[Source data]

————————

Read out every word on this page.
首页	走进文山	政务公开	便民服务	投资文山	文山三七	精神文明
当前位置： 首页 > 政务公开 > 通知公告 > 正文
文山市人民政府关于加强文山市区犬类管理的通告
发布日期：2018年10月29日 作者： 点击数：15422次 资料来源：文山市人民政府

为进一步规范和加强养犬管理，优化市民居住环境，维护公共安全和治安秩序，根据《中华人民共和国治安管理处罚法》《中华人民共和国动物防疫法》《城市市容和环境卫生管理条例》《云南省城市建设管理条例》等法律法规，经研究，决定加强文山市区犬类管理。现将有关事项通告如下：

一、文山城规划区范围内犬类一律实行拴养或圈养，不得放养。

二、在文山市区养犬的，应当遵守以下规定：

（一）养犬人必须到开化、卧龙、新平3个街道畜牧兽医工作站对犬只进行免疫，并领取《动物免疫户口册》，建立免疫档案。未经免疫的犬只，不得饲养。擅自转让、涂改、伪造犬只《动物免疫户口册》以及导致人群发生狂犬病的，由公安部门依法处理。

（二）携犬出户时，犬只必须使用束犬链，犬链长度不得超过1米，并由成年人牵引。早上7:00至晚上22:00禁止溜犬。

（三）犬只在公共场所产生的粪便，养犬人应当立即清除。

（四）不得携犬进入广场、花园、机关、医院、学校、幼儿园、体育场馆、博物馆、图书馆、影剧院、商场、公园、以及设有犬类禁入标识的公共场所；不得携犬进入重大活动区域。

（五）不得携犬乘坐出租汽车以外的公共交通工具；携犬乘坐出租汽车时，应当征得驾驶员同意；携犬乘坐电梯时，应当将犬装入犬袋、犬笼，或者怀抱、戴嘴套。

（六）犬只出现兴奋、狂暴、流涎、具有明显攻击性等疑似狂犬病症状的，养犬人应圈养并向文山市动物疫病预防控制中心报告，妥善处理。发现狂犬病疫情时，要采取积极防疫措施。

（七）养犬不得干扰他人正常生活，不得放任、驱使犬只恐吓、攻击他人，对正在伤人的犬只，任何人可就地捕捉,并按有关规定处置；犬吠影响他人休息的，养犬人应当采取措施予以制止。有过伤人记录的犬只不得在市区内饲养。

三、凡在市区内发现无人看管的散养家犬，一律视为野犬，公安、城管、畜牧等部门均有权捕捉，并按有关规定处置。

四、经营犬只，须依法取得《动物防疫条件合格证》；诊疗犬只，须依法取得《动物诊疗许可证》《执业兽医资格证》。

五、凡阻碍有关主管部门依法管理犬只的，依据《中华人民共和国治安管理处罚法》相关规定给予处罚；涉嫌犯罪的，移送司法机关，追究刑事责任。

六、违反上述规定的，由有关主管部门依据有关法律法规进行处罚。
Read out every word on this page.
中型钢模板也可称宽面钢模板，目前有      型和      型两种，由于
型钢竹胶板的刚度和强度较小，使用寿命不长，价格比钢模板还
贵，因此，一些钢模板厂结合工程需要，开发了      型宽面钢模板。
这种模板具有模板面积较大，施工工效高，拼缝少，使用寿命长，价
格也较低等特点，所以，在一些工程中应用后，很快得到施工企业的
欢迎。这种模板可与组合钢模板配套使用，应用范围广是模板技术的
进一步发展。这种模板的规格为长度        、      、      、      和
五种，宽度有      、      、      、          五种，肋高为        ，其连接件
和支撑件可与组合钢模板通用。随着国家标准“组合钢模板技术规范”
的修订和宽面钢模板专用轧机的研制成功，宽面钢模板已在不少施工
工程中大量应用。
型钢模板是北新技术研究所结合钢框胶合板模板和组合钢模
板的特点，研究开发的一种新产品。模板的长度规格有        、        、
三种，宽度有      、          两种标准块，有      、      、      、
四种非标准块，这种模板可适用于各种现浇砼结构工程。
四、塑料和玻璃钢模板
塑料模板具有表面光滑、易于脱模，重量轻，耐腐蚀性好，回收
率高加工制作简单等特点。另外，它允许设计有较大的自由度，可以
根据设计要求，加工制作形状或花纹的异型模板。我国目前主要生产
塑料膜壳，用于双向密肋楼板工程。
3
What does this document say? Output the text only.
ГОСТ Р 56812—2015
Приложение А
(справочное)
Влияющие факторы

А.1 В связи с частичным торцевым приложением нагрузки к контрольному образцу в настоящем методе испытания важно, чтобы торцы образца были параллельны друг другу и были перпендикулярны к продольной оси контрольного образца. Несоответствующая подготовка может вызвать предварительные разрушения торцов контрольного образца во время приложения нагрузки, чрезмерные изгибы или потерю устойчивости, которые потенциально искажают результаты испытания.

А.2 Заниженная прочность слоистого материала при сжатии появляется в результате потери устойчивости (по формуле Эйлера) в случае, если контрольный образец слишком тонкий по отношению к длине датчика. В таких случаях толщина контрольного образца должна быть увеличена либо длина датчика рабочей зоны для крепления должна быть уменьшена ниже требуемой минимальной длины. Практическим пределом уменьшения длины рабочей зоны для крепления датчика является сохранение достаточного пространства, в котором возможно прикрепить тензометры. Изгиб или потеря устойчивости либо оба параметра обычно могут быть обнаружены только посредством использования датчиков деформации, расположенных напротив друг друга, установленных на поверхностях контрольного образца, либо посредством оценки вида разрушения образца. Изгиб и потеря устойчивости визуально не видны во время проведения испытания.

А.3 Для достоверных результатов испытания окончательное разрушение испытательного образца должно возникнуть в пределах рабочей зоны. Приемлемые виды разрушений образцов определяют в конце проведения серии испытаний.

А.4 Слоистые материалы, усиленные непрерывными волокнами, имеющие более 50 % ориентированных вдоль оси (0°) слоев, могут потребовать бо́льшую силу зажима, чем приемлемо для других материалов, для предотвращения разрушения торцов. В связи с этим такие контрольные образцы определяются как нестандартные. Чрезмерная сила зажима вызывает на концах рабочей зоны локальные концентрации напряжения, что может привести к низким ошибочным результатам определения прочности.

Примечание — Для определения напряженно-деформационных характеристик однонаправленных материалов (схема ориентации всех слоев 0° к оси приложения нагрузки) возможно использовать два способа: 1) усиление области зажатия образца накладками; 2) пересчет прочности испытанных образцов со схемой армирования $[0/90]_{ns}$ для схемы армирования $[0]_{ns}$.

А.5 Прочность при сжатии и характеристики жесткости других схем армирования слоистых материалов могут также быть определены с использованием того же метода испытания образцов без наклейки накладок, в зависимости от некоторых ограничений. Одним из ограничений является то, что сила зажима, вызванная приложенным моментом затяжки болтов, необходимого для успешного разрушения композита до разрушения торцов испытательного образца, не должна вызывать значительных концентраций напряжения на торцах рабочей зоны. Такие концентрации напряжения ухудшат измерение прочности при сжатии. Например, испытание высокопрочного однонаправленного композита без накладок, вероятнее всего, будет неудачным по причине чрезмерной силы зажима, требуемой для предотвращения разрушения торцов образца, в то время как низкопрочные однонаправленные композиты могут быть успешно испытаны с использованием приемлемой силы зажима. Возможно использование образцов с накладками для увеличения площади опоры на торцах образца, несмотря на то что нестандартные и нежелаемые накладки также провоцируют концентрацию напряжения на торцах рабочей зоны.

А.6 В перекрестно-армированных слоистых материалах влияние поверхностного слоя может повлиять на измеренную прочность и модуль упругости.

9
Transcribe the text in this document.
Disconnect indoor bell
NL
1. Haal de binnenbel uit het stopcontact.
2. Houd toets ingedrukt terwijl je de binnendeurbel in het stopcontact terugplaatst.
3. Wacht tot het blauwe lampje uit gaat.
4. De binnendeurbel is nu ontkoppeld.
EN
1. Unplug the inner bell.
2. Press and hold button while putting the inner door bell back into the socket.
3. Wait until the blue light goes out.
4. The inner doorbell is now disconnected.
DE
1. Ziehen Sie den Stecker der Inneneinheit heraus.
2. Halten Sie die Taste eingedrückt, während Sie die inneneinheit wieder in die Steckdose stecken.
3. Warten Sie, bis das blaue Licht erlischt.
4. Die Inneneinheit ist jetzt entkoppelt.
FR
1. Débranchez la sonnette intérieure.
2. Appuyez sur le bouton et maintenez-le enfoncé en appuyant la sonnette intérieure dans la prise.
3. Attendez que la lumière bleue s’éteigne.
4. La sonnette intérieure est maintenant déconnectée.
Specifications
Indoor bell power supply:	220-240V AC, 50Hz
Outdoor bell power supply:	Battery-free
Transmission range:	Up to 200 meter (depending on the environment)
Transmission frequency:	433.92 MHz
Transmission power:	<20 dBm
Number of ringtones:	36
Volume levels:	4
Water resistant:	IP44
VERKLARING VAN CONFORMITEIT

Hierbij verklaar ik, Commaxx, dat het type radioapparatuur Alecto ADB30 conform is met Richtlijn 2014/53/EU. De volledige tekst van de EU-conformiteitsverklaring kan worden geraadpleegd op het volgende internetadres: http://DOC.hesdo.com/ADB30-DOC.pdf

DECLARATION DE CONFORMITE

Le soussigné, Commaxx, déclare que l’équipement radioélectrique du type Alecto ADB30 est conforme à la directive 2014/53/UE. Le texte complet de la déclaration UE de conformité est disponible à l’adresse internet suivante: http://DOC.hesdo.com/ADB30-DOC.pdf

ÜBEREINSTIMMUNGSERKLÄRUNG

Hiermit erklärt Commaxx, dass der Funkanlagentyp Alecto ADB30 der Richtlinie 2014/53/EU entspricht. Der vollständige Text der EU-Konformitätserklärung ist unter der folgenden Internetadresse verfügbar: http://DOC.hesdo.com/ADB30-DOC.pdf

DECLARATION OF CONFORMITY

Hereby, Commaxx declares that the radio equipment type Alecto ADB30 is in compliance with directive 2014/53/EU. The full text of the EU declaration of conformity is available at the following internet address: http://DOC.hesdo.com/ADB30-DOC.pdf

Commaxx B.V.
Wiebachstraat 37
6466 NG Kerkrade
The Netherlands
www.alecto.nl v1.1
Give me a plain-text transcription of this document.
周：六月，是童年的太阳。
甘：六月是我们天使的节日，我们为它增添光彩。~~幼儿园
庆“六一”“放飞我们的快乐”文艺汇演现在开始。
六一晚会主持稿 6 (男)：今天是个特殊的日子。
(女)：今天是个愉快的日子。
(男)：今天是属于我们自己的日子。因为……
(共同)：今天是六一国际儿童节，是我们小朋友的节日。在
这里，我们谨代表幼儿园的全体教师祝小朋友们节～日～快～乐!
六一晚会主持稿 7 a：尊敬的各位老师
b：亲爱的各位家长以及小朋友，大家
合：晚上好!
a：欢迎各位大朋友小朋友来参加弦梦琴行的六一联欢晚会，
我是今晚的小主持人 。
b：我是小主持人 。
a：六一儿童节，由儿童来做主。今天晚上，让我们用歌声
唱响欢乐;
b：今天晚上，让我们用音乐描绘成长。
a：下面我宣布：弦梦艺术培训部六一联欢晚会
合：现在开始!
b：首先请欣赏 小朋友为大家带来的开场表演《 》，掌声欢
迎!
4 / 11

————————

Report how many lines above hold the string "六一晚会主持稿", giving nothing but the number.

*REPLY*.
2